» **OBJECTIVE**
Check each line of the records below and collect those that include the word "text".

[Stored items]

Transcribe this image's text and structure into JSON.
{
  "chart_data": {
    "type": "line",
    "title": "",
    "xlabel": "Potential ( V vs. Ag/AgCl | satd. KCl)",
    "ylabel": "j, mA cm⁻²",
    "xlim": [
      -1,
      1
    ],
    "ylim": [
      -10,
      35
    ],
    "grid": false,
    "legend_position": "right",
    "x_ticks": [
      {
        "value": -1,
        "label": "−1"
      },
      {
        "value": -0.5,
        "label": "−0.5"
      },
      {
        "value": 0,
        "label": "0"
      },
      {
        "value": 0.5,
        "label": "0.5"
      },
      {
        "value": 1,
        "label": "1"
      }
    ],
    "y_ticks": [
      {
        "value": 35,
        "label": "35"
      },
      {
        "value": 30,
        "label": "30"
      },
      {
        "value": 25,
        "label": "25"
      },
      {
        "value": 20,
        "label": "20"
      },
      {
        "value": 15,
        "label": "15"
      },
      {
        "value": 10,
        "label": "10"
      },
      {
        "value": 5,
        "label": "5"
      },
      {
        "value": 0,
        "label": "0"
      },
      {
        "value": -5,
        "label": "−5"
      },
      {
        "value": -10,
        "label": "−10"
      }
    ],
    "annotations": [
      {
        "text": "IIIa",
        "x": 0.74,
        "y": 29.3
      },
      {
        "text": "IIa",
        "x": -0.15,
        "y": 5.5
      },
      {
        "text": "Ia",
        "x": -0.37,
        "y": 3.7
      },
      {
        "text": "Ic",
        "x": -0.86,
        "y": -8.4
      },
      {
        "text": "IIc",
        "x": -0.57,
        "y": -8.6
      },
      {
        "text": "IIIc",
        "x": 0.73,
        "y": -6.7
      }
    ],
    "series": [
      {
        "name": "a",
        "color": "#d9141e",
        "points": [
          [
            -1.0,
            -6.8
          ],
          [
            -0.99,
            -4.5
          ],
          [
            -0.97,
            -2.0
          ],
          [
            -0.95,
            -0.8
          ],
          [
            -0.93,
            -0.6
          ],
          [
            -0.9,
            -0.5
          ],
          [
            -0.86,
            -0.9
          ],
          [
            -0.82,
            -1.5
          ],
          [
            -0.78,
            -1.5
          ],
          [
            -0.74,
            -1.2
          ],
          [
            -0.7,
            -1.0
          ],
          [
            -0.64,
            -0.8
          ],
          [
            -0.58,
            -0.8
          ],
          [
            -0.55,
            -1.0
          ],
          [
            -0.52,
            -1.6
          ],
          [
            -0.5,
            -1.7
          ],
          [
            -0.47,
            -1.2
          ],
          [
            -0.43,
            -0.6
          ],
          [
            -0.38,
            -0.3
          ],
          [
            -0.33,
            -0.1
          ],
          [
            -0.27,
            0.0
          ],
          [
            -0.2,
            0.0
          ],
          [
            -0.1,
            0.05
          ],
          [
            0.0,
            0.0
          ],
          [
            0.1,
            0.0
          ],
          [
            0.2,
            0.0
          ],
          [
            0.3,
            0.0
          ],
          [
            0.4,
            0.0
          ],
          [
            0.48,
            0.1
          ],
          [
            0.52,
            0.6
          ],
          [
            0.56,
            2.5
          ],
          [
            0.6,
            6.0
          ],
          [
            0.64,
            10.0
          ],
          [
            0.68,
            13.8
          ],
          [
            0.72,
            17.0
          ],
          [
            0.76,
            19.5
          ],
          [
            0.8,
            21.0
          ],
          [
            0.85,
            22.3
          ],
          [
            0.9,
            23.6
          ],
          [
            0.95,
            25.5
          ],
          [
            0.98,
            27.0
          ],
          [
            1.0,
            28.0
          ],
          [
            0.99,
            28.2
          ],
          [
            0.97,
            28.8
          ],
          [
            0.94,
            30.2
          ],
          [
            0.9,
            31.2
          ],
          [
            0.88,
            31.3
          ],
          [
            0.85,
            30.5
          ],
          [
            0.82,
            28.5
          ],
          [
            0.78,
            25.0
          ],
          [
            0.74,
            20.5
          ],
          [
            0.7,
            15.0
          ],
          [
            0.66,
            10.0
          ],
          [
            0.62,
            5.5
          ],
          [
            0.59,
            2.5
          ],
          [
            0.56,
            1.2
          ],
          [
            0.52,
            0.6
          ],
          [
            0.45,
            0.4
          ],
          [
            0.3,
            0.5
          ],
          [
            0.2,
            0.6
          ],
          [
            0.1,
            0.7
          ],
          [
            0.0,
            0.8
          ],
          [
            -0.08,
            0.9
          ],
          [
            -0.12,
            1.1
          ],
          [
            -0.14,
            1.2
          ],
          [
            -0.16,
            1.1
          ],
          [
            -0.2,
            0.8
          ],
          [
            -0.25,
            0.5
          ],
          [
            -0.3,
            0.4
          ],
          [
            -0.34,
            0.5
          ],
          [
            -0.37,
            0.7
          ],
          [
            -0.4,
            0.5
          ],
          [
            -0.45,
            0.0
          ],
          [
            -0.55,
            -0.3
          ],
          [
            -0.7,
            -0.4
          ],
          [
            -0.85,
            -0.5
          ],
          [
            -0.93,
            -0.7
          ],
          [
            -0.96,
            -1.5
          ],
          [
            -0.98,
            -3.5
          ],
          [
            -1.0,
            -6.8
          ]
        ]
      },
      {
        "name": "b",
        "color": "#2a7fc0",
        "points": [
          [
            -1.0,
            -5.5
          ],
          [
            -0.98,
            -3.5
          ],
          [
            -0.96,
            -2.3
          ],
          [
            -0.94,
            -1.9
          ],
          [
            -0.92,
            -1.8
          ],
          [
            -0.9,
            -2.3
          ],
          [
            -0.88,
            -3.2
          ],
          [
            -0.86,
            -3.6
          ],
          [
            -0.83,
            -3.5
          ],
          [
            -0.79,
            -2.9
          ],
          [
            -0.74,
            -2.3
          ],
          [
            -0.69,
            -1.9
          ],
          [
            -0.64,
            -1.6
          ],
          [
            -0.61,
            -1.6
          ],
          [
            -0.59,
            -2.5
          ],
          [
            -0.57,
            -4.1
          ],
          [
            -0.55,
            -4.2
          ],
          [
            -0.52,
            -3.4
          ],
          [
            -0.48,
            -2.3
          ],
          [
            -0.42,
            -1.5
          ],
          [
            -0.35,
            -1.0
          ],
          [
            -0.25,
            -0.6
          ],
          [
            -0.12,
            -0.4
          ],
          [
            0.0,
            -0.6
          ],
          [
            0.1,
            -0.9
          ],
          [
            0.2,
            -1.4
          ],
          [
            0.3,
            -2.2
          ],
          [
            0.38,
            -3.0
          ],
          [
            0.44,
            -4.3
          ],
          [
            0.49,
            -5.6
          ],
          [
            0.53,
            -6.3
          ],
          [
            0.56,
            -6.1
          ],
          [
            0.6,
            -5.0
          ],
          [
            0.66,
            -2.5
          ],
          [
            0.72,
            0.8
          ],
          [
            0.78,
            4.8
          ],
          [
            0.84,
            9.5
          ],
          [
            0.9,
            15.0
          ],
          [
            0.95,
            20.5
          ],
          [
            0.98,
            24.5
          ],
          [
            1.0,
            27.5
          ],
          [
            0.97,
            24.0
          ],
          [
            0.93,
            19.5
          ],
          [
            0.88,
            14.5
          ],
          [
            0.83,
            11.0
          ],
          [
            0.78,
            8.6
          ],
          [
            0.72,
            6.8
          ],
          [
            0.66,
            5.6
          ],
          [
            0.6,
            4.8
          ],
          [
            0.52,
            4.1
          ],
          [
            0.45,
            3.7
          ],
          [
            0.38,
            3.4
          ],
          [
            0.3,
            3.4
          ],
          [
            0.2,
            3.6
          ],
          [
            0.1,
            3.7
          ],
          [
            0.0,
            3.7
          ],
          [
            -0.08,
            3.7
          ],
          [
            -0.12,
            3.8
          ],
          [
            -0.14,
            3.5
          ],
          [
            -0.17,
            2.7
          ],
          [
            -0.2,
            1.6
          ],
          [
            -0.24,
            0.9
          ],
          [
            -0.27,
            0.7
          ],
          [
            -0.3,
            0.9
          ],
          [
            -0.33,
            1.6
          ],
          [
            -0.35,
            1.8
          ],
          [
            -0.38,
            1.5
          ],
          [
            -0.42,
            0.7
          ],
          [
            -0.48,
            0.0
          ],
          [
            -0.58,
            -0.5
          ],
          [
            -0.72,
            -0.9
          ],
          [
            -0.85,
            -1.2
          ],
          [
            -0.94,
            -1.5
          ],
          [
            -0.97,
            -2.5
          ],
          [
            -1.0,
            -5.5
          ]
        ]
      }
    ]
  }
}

» **TASK RESPONSE**
Transcribe this image's text and structure into JSON.
        "text": "IIIa",
        "text": "IIa",
        "text": "Ia",
        "text": "Ic",
        "text": "IIc",
        "text": "IIIc",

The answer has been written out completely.